**SET EXERCISE**.
Write out the whole listing again, exactly.

┌─ SOURCE MATERIAL

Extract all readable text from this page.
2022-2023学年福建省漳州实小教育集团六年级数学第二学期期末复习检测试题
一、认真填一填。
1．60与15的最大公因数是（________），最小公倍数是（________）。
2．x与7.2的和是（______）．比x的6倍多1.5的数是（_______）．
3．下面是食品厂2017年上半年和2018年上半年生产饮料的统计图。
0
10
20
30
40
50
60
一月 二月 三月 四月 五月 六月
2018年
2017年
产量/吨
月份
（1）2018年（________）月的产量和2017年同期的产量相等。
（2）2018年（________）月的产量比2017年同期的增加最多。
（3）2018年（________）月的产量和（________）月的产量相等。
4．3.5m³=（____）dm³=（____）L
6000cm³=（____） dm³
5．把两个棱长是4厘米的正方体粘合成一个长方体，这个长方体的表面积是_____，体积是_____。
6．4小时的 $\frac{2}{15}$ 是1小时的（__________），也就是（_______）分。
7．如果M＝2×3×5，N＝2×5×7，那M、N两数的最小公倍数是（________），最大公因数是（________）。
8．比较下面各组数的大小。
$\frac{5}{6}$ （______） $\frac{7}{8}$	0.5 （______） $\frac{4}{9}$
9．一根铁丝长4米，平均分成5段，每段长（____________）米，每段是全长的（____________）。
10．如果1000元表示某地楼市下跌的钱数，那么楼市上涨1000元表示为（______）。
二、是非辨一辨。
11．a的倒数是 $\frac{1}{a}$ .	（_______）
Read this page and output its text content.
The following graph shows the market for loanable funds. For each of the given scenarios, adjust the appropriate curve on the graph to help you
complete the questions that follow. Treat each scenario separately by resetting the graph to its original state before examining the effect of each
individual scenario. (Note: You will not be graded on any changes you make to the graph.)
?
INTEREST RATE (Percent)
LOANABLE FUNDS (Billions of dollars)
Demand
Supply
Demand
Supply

└─

**RESPONSE**.
Extract all readable text from this page.
2022-2023学年福建省漳州实小教育集团六年级数学第二学期期末复习检测试题
一、认真填一填。
1．60与15的最大公因数是（________），最小公倍数是（________）。
2．x与7.2的和是（______）．比x的6倍多1.5的数是（_______）．
3．下面是食品厂2017年上半年和2018年上半年生产饮料的统计图。
0
10
20
30
40
50
60
一月 二月 三月 四月 五月 六月
2018年
2017年
产量/吨
月份
（1）2018年（________）月的产量和2017年同期的产量相等。
（2）2018年（________）月的产量比2017年同期的增加最多。
（3）2018年（________）月的产量和（________）月的产量相等。
4．3.5m³=（____）dm³=（____）L
6000cm³=（____） dm³
5．把两个棱长是4厘米的正方体粘合成一个长方体，这个长方体的表面积是_____，体积是_____。
6．4小时的 $\frac{2}{15}$ 是1小时的（__________），也就是（_______）分。
7．如果M＝2×3×5，N＝2×5×7，那M、N两数的最小公倍数是（________），最大公因数是（________）。
8．比较下面各组数的大小。
$\frac{5}{6}$ （______） $\frac{7}{8}$	0.5 （______） $\frac{4}{9}$
9．一根铁丝长4米，平均分成5段，每段长（____________）米，每段是全长的（____________）。
10．如果1000元表示某地楼市下跌的钱数，那么楼市上涨1000元表示为（______）。
二、是非辨一辨。
11．a的倒数是 $\frac{1}{a}$ .	（_______）
Read this page and output its text content.
The following graph shows the market for loanable funds. For each of the given scenarios, adjust the appropriate curve on the graph to help you
complete the questions that follow. Treat each scenario separately by resetting the graph to its original state before examining the effect of each
individual scenario. (Note: You will not be graded on any changes you make to the graph.)
?
INTEREST RATE (Percent)
LOANABLE FUNDS (Billions of dollars)
Demand
Supply
Demand
Supply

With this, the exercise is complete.